* START *

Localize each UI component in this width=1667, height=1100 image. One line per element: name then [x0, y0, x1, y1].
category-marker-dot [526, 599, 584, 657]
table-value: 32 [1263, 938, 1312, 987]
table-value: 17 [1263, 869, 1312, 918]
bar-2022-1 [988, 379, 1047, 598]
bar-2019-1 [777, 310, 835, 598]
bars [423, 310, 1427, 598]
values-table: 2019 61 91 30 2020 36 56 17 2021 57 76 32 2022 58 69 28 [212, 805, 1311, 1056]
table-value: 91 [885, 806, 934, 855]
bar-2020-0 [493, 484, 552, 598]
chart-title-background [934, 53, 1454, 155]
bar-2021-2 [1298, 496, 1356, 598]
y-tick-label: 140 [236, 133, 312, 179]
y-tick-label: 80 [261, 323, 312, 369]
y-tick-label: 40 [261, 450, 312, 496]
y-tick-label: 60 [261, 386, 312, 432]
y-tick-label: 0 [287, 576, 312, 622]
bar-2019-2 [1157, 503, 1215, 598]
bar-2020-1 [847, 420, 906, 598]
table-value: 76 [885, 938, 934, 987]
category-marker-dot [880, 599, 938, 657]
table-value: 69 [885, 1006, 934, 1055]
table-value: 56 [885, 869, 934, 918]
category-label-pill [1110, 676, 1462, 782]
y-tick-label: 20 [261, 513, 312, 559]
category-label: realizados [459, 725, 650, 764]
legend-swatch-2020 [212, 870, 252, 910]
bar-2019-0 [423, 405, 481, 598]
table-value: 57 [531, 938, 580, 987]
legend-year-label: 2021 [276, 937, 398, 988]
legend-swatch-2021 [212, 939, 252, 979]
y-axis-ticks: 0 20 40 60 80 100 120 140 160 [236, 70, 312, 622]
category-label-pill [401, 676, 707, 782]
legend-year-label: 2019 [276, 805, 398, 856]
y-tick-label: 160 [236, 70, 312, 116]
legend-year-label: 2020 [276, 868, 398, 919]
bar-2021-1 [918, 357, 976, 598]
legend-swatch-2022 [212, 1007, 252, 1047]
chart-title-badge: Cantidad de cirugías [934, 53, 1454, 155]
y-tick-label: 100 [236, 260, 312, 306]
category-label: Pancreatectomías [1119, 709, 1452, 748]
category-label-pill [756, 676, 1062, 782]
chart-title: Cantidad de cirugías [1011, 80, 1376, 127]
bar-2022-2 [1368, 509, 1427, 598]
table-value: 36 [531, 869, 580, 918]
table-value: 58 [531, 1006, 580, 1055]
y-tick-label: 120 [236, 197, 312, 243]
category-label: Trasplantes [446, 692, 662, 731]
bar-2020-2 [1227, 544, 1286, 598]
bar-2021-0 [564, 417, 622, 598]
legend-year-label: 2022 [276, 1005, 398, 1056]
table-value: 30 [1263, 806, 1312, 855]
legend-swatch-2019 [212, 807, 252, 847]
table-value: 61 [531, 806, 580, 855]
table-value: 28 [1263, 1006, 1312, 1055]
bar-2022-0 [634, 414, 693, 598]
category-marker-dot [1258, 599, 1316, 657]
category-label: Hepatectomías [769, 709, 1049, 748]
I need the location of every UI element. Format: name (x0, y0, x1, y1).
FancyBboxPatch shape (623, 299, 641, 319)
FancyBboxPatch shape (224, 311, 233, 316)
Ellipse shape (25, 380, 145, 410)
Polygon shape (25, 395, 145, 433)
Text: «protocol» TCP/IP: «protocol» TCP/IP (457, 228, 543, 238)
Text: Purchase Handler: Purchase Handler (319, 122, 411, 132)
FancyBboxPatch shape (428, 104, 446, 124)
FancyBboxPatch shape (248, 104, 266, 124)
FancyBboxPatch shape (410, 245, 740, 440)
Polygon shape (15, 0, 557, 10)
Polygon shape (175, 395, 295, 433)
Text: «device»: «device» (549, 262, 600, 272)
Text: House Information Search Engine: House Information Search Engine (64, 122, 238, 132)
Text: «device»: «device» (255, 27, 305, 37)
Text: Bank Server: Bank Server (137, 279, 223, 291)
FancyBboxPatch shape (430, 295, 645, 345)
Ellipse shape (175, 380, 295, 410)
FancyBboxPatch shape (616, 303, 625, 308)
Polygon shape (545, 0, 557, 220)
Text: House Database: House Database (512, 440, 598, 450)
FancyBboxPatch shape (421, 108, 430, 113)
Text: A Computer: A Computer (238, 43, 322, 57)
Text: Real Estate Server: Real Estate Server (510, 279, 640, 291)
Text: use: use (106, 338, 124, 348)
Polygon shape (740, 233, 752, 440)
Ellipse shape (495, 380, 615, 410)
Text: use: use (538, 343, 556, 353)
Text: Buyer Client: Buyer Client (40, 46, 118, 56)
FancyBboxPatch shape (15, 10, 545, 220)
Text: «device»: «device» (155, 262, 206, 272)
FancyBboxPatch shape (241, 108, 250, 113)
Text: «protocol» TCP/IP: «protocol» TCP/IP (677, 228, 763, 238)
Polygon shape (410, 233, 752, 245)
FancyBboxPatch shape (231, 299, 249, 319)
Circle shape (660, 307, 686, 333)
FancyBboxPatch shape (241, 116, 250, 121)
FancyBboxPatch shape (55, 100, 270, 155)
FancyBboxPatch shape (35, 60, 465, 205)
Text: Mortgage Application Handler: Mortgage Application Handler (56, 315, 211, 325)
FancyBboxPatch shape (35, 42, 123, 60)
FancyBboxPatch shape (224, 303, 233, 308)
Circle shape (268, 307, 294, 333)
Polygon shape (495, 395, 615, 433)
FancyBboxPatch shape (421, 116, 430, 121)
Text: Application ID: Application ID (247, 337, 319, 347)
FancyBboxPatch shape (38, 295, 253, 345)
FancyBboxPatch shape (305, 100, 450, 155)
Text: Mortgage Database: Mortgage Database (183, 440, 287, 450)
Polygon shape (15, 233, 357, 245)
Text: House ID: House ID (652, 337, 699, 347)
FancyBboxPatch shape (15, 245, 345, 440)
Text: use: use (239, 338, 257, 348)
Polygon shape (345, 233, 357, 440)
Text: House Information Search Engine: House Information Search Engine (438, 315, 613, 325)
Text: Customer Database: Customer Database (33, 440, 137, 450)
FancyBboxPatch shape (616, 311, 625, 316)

* END *

_EXERCISE DETAILS_
Reproduce every one of the rows above, substituting "table-entry" for each occurrence of "table-value" and changing nothing else.

_EXERCISE SOLUTION_
Localize each UI component in this width=1667, height=1100 image. One line per element: name then [x0, y0, x1, y1].
category-marker-dot [526, 599, 584, 657]
table-entry: 32 [1263, 938, 1312, 987]
table-entry: 17 [1263, 869, 1312, 918]
bar-2022-1 [988, 379, 1047, 598]
bar-2019-1 [777, 310, 835, 598]
bars [423, 310, 1427, 598]
values-table: 2019 61 91 30 2020 36 56 17 2021 57 76 32 2022 58 69 28 [212, 805, 1311, 1056]
table-entry: 91 [885, 806, 934, 855]
bar-2020-0 [493, 484, 552, 598]
chart-title-background [934, 53, 1454, 155]
bar-2021-2 [1298, 496, 1356, 598]
y-tick-label: 140 [236, 133, 312, 179]
y-tick-label: 80 [261, 323, 312, 369]
y-tick-label: 40 [261, 450, 312, 496]
y-tick-label: 60 [261, 386, 312, 432]
y-tick-label: 0 [287, 576, 312, 622]
bar-2019-2 [1157, 503, 1215, 598]
bar-2020-1 [847, 420, 906, 598]
table-entry: 76 [885, 938, 934, 987]
category-marker-dot [880, 599, 938, 657]
table-entry: 69 [885, 1006, 934, 1055]
table-entry: 56 [885, 869, 934, 918]
category-label-pill [1110, 676, 1462, 782]
y-tick-label: 20 [261, 513, 312, 559]
category-label: realizados [459, 725, 650, 764]
legend-swatch-2020 [212, 870, 252, 910]
bar-2019-0 [423, 405, 481, 598]
table-entry: 57 [531, 938, 580, 987]
legend-year-label: 2021 [276, 937, 398, 988]
legend-swatch-2021 [212, 939, 252, 979]
y-axis-ticks: 0 20 40 60 80 100 120 140 160 [236, 70, 312, 622]
category-label-pill [401, 676, 707, 782]
legend-year-label: 2019 [276, 805, 398, 856]
y-tick-label: 160 [236, 70, 312, 116]
legend-year-label: 2020 [276, 868, 398, 919]
bar-2021-1 [918, 357, 976, 598]
legend-swatch-2022 [212, 1007, 252, 1047]
chart-title-badge: Cantidad de cirugías [934, 53, 1454, 155]
y-tick-label: 100 [236, 260, 312, 306]
category-label: Pancreatectomías [1119, 709, 1452, 748]
category-label-pill [756, 676, 1062, 782]
chart-title: Cantidad de cirugías [1011, 80, 1376, 127]
bar-2022-2 [1368, 509, 1427, 598]
table-entry: 36 [531, 869, 580, 918]
table-entry: 58 [531, 1006, 580, 1055]
y-tick-label: 120 [236, 197, 312, 243]
category-label: Trasplantes [446, 692, 662, 731]
bar-2020-2 [1227, 544, 1286, 598]
bar-2021-0 [564, 417, 622, 598]
legend-year-label: 2022 [276, 1005, 398, 1056]
table-entry: 30 [1263, 806, 1312, 855]
legend-swatch-2019 [212, 807, 252, 847]
table-entry: 61 [531, 806, 580, 855]
table-entry: 28 [1263, 1006, 1312, 1055]
bar-2022-0 [634, 414, 693, 598]
category-marker-dot [1258, 599, 1316, 657]
category-label: Hepatectomías [769, 709, 1049, 748]
I need the location of every UI element. Format: name (x0, y0, x1, y1).
FancyBboxPatch shape (623, 299, 641, 319)
FancyBboxPatch shape (224, 311, 233, 316)
Ellipse shape (25, 380, 145, 410)
Polygon shape (25, 395, 145, 433)
Text: «protocol» TCP/IP: «protocol» TCP/IP (457, 228, 543, 238)
Text: Purchase Handler: Purchase Handler (319, 122, 411, 132)
FancyBboxPatch shape (428, 104, 446, 124)
FancyBboxPatch shape (248, 104, 266, 124)
FancyBboxPatch shape (410, 245, 740, 440)
Polygon shape (15, 0, 557, 10)
Polygon shape (175, 395, 295, 433)
Text: «device»: «device» (549, 262, 600, 272)
Text: House Information Search Engine: House Information Search Engine (64, 122, 238, 132)
Text: «device»: «device» (255, 27, 305, 37)
Text: Bank Server: Bank Server (137, 279, 223, 291)
FancyBboxPatch shape (430, 295, 645, 345)
Ellipse shape (175, 380, 295, 410)
FancyBboxPatch shape (616, 303, 625, 308)
Polygon shape (545, 0, 557, 220)
Text: House Database: House Database (512, 440, 598, 450)
FancyBboxPatch shape (421, 108, 430, 113)
Text: A Computer: A Computer (238, 43, 322, 57)
Text: Real Estate Server: Real Estate Server (510, 279, 640, 291)
Text: use: use (106, 338, 124, 348)
Polygon shape (740, 233, 752, 440)
Ellipse shape (495, 380, 615, 410)
Text: use: use (538, 343, 556, 353)
Text: Buyer Client: Buyer Client (40, 46, 118, 56)
FancyBboxPatch shape (15, 10, 545, 220)
Text: «device»: «device» (155, 262, 206, 272)
FancyBboxPatch shape (241, 108, 250, 113)
Text: «protocol» TCP/IP: «protocol» TCP/IP (677, 228, 763, 238)
Polygon shape (410, 233, 752, 245)
FancyBboxPatch shape (231, 299, 249, 319)
Circle shape (660, 307, 686, 333)
FancyBboxPatch shape (241, 116, 250, 121)
FancyBboxPatch shape (55, 100, 270, 155)
FancyBboxPatch shape (35, 60, 465, 205)
Text: Mortgage Application Handler: Mortgage Application Handler (56, 315, 211, 325)
FancyBboxPatch shape (35, 42, 123, 60)
FancyBboxPatch shape (224, 303, 233, 308)
Circle shape (268, 307, 294, 333)
Polygon shape (495, 395, 615, 433)
FancyBboxPatch shape (421, 116, 430, 121)
Text: Application ID: Application ID (247, 337, 319, 347)
FancyBboxPatch shape (38, 295, 253, 345)
FancyBboxPatch shape (305, 100, 450, 155)
Text: Mortgage Database: Mortgage Database (183, 440, 287, 450)
Polygon shape (15, 233, 357, 245)
Text: House ID: House ID (652, 337, 699, 347)
FancyBboxPatch shape (15, 245, 345, 440)
Text: use: use (239, 338, 257, 348)
Polygon shape (345, 233, 357, 440)
Text: House Information Search Engine: House Information Search Engine (438, 315, 613, 325)
Text: Customer Database: Customer Database (33, 440, 137, 450)
FancyBboxPatch shape (616, 311, 625, 316)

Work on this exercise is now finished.